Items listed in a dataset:
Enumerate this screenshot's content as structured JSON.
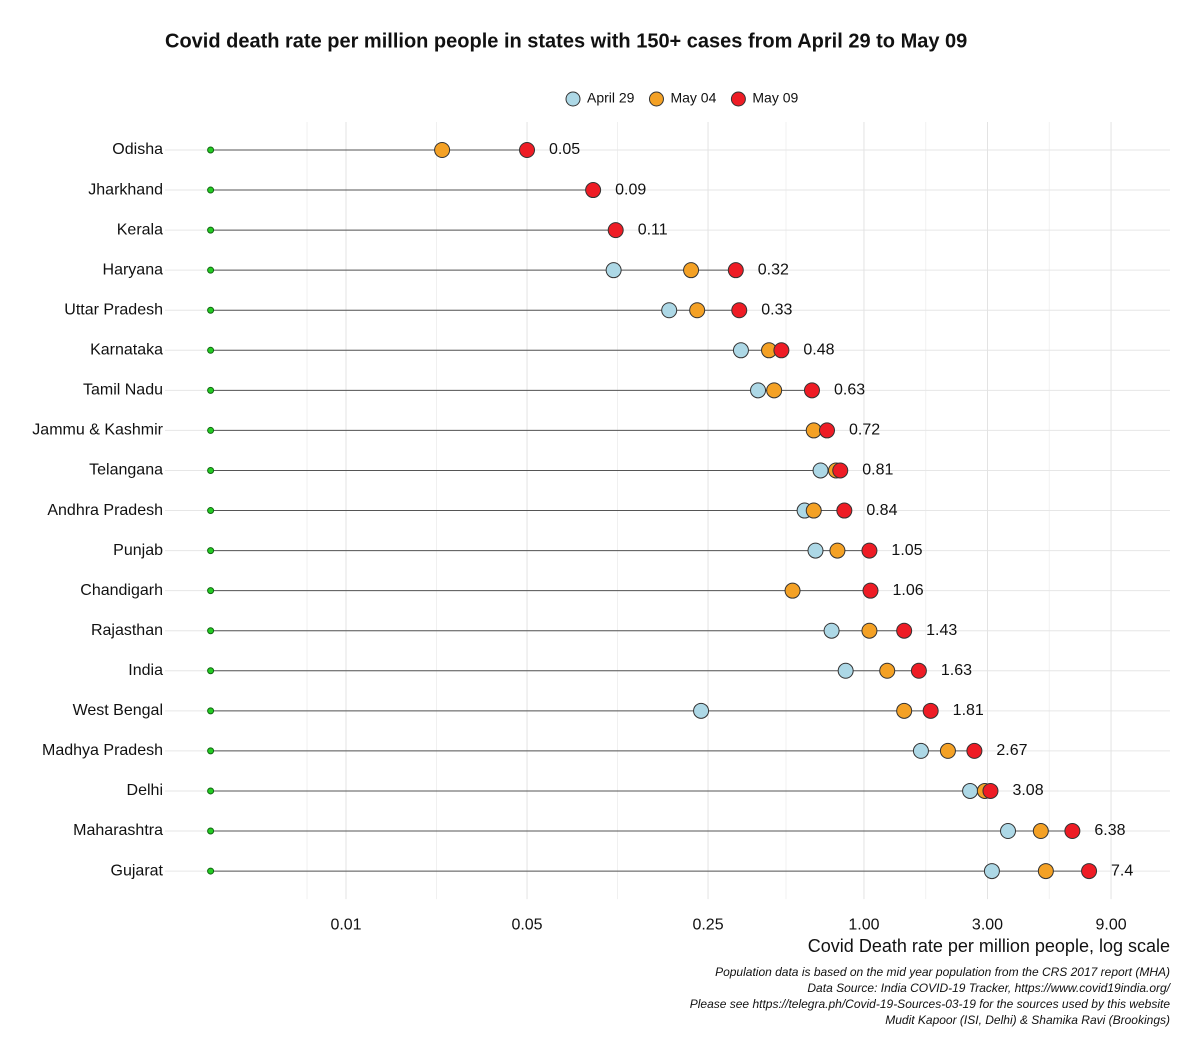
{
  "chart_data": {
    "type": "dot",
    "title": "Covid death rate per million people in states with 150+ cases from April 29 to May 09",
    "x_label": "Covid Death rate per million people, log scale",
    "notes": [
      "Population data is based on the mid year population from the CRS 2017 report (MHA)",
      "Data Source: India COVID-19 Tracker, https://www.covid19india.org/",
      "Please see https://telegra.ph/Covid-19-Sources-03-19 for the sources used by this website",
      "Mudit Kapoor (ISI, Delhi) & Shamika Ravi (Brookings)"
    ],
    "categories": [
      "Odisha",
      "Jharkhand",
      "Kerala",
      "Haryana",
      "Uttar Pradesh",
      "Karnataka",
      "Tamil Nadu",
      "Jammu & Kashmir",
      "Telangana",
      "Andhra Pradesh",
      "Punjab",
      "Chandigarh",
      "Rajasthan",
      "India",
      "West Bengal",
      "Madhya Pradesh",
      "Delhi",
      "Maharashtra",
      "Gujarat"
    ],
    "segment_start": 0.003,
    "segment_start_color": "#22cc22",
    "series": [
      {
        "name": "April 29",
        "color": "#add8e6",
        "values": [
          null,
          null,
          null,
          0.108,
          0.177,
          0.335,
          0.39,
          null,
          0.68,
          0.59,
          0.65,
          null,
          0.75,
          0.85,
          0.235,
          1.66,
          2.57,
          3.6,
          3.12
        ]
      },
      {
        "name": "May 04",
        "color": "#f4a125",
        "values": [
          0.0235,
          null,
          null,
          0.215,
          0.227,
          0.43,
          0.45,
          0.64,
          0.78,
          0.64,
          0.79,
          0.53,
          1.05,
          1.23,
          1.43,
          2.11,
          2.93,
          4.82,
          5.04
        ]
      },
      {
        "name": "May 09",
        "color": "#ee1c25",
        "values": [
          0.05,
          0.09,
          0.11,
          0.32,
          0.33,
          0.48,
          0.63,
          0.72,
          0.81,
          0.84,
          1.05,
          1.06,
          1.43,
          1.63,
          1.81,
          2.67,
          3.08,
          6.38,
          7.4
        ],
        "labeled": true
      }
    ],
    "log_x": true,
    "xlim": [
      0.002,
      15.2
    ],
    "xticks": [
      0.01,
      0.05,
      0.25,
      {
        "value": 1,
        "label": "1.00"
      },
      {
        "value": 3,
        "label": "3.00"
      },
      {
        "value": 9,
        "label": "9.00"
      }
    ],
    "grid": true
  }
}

JOB:
Quote every line word for word and keep the images out of the copy.

WRITTEN ANSWER:
Enumerate this screenshot's content as structured JSON.
{
  "chart_data": {
    "type": "dot",
    "title": "Covid death rate per million people in states with 150+ cases from April 29 to May 09",
    "x_label": "Covid Death rate per million people, log scale",
    "notes": [
      "Population data is based on the mid year population from the CRS 2017 report (MHA)",
      "Data Source: India COVID-19 Tracker, https://www.covid19india.org/",
      "Please see https://telegra.ph/Covid-19-Sources-03-19 for the sources used by this website",
      "Mudit Kapoor (ISI, Delhi) & Shamika Ravi (Brookings)"
    ],
    "categories": [
      "Odisha",
      "Jharkhand",
      "Kerala",
      "Haryana",
      "Uttar Pradesh",
      "Karnataka",
      "Tamil Nadu",
      "Jammu & Kashmir",
      "Telangana",
      "Andhra Pradesh",
      "Punjab",
      "Chandigarh",
      "Rajasthan",
      "India",
      "West Bengal",
      "Madhya Pradesh",
      "Delhi",
      "Maharashtra",
      "Gujarat"
    ],
    "segment_start": 0.003,
    "segment_start_color": "#22cc22",
    "series": [
      {
        "name": "April 29",
        "color": "#add8e6",
        "values": [
          null,
          null,
          null,
          0.108,
          0.177,
          0.335,
          0.39,
          null,
          0.68,
          0.59,
          0.65,
          null,
          0.75,
          0.85,
          0.235,
          1.66,
          2.57,
          3.6,
          3.12
        ]
      },
      {
        "name": "May 04",
        "color": "#f4a125",
        "values": [
          0.0235,
          null,
          null,
          0.215,
          0.227,
          0.43,
          0.45,
          0.64,
          0.78,
          0.64,
          0.79,
          0.53,
          1.05,
          1.23,
          1.43,
          2.11,
          2.93,
          4.82,
          5.04
        ]
      },
      {
        "name": "May 09",
        "color": "#ee1c25",
        "values": [
          0.05,
          0.09,
          0.11,
          0.32,
          0.33,
          0.48,
          0.63,
          0.72,
          0.81,
          0.84,
          1.05,
          1.06,
          1.43,
          1.63,
          1.81,
          2.67,
          3.08,
          6.38,
          7.4
        ],
        "labeled": true
      }
    ],
    "log_x": true,
    "xlim": [
      0.002,
      15.2
    ],
    "xticks": [
      0.01,
      0.05,
      0.25,
      {
        "value": 1,
        "label": "1.00"
      },
      {
        "value": 3,
        "label": "3.00"
      },
      {
        "value": 9,
        "label": "9.00"
      }
    ],
    "grid": true
  }
}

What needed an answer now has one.